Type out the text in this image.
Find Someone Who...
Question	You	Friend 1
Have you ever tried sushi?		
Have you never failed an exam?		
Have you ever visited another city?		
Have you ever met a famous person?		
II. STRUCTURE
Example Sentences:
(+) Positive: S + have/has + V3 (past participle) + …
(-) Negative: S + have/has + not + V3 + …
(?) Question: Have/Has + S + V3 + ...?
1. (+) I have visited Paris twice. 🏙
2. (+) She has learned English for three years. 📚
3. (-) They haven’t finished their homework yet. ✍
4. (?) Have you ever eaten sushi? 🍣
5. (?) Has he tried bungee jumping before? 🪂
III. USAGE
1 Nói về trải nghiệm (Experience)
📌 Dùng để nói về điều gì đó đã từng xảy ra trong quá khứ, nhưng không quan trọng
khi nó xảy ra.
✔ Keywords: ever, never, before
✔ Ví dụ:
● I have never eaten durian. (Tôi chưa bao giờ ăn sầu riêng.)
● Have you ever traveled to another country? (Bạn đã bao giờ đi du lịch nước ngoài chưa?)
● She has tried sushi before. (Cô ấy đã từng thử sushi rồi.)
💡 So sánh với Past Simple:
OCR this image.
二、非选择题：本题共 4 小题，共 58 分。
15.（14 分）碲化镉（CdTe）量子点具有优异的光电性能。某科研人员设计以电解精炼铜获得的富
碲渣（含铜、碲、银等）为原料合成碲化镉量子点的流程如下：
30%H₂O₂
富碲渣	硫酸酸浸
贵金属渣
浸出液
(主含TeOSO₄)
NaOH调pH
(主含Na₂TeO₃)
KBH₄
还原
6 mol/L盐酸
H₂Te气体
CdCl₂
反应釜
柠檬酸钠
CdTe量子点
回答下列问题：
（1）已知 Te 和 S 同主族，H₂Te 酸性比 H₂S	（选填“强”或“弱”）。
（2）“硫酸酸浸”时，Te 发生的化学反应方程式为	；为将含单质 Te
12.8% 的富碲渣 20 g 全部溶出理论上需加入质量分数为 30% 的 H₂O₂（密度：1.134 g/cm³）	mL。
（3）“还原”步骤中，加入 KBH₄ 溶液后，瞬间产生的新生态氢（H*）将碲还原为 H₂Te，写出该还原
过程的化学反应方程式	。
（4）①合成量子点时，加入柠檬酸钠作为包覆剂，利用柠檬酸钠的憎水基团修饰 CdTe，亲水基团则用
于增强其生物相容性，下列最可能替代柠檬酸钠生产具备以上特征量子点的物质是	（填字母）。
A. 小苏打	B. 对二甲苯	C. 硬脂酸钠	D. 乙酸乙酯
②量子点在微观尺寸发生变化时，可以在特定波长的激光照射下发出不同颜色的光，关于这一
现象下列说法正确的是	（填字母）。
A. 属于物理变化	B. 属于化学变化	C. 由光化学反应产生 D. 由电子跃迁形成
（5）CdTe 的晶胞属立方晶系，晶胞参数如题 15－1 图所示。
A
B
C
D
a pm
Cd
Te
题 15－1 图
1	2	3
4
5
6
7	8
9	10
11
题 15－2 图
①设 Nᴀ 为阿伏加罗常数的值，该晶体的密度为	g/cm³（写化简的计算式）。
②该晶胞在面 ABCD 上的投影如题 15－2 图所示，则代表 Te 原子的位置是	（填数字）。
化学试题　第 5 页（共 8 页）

-*-

Show every line above in which the word "từng" occurs.

📌 Dùng để nói về điều gì đó đã từng xảy ra trong quá khứ, nhưng không quan trọng
● She has tried sushi before. (Cô ấy đã từng thử sushi rồi.)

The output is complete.